Task instructions: Your task is to print all of the data word for word.

::::::::

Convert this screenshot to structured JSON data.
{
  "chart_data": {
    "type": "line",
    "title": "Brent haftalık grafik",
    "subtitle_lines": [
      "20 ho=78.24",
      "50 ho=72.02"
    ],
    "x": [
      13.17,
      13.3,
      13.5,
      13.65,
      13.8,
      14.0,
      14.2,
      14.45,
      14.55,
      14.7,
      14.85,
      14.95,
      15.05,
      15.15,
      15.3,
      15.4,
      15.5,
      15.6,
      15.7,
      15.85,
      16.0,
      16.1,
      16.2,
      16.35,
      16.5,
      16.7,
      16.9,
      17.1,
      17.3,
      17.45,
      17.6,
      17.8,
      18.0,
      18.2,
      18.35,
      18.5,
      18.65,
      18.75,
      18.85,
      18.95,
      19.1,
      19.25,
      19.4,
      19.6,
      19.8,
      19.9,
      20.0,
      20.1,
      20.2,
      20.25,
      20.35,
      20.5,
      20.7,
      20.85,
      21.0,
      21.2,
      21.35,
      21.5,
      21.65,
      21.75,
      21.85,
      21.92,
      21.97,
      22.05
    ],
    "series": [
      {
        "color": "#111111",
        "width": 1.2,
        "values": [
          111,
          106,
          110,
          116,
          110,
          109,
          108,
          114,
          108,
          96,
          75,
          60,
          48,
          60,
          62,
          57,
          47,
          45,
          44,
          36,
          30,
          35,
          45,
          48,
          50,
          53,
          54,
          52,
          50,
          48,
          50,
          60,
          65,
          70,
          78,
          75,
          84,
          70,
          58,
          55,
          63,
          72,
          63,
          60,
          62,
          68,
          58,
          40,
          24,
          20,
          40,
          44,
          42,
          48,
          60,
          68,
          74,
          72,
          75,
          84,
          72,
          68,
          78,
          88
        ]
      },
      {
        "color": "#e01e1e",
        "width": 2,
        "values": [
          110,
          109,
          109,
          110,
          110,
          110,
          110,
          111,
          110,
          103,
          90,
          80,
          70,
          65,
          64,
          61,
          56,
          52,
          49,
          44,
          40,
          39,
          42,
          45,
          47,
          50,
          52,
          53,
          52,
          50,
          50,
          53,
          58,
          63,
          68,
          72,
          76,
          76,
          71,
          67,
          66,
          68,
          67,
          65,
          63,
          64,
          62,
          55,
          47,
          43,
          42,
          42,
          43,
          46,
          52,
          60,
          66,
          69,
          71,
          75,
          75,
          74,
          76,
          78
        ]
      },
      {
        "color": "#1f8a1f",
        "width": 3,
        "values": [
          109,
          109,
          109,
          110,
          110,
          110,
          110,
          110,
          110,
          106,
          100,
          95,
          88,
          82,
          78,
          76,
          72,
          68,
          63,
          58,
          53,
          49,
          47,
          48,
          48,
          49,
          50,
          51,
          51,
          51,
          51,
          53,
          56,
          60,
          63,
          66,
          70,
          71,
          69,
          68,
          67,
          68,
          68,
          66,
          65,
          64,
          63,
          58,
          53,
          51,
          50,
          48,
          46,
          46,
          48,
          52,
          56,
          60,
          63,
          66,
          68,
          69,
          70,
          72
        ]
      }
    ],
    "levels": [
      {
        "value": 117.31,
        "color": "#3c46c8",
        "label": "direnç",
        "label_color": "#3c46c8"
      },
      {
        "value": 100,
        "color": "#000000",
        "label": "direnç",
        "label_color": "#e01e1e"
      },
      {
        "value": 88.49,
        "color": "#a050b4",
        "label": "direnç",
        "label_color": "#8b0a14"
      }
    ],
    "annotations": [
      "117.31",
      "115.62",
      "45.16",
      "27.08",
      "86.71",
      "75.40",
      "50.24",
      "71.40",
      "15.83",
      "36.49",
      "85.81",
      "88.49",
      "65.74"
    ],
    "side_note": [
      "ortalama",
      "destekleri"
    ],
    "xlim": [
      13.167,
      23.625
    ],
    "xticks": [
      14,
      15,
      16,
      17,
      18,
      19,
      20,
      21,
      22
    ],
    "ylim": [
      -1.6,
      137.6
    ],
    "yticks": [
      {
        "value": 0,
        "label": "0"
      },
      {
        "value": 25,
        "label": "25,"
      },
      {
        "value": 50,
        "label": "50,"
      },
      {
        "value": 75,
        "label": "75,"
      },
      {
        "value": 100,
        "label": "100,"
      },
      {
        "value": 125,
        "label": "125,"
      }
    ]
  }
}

::::::::

Solution:
Convert this screenshot to structured JSON data.
{
  "chart_data": {
    "type": "line",
    "title": "Brent haftalık grafik",
    "subtitle_lines": [
      "20 ho=78.24",
      "50 ho=72.02"
    ],
    "x": [
      13.17,
      13.3,
      13.5,
      13.65,
      13.8,
      14.0,
      14.2,
      14.45,
      14.55,
      14.7,
      14.85,
      14.95,
      15.05,
      15.15,
      15.3,
      15.4,
      15.5,
      15.6,
      15.7,
      15.85,
      16.0,
      16.1,
      16.2,
      16.35,
      16.5,
      16.7,
      16.9,
      17.1,
      17.3,
      17.45,
      17.6,
      17.8,
      18.0,
      18.2,
      18.35,
      18.5,
      18.65,
      18.75,
      18.85,
      18.95,
      19.1,
      19.25,
      19.4,
      19.6,
      19.8,
      19.9,
      20.0,
      20.1,
      20.2,
      20.25,
      20.35,
      20.5,
      20.7,
      20.85,
      21.0,
      21.2,
      21.35,
      21.5,
      21.65,
      21.75,
      21.85,
      21.92,
      21.97,
      22.05
    ],
    "series": [
      {
        "color": "#111111",
        "width": 1.2,
        "values": [
          111,
          106,
          110,
          116,
          110,
          109,
          108,
          114,
          108,
          96,
          75,
          60,
          48,
          60,
          62,
          57,
          47,
          45,
          44,
          36,
          30,
          35,
          45,
          48,
          50,
          53,
          54,
          52,
          50,
          48,
          50,
          60,
          65,
          70,
          78,
          75,
          84,
          70,
          58,
          55,
          63,
          72,
          63,
          60,
          62,
          68,
          58,
          40,
          24,
          20,
          40,
          44,
          42,
          48,
          60,
          68,
          74,
          72,
          75,
          84,
          72,
          68,
          78,
          88
        ]
      },
      {
        "color": "#e01e1e",
        "width": 2,
        "values": [
          110,
          109,
          109,
          110,
          110,
          110,
          110,
          111,
          110,
          103,
          90,
          80,
          70,
          65,
          64,
          61,
          56,
          52,
          49,
          44,
          40,
          39,
          42,
          45,
          47,
          50,
          52,
          53,
          52,
          50,
          50,
          53,
          58,
          63,
          68,
          72,
          76,
          76,
          71,
          67,
          66,
          68,
          67,
          65,
          63,
          64,
          62,
          55,
          47,
          43,
          42,
          42,
          43,
          46,
          52,
          60,
          66,
          69,
          71,
          75,
          75,
          74,
          76,
          78
        ]
      },
      {
        "color": "#1f8a1f",
        "width": 3,
        "values": [
          109,
          109,
          109,
          110,
          110,
          110,
          110,
          110,
          110,
          106,
          100,
          95,
          88,
          82,
          78,
          76,
          72,
          68,
          63,
          58,
          53,
          49,
          47,
          48,
          48,
          49,
          50,
          51,
          51,
          51,
          51,
          53,
          56,
          60,
          63,
          66,
          70,
          71,
          69,
          68,
          67,
          68,
          68,
          66,
          65,
          64,
          63,
          58,
          53,
          51,
          50,
          48,
          46,
          46,
          48,
          52,
          56,
          60,
          63,
          66,
          68,
          69,
          70,
          72
        ]
      }
    ],
    "levels": [
      {
        "value": 117.31,
        "color": "#3c46c8",
        "label": "direnç",
        "label_color": "#3c46c8"
      },
      {
        "value": 100,
        "color": "#000000",
        "label": "direnç",
        "label_color": "#e01e1e"
      },
      {
        "value": 88.49,
        "color": "#a050b4",
        "label": "direnç",
        "label_color": "#8b0a14"
      }
    ],
    "annotations": [
      "117.31",
      "115.62",
      "45.16",
      "27.08",
      "86.71",
      "75.40",
      "50.24",
      "71.40",
      "15.83",
      "36.49",
      "85.81",
      "88.49",
      "65.74"
    ],
    "side_note": [
      "ortalama",
      "destekleri"
    ],
    "xlim": [
      13.167,
      23.625
    ],
    "xticks": [
      14,
      15,
      16,
      17,
      18,
      19,
      20,
      21,
      22
    ],
    "ylim": [
      -1.6,
      137.6
    ],
    "yticks": [
      {
        "value": 0,
        "label": "0"
      },
      {
        "value": 25,
        "label": "25,"
      },
      {
        "value": 50,
        "label": "50,"
      },
      {
        "value": 75,
        "label": "75,"
      },
      {
        "value": 100,
        "label": "100,"
      },
      {
        "value": 125,
        "label": "125,"
      }
    ]
  }
}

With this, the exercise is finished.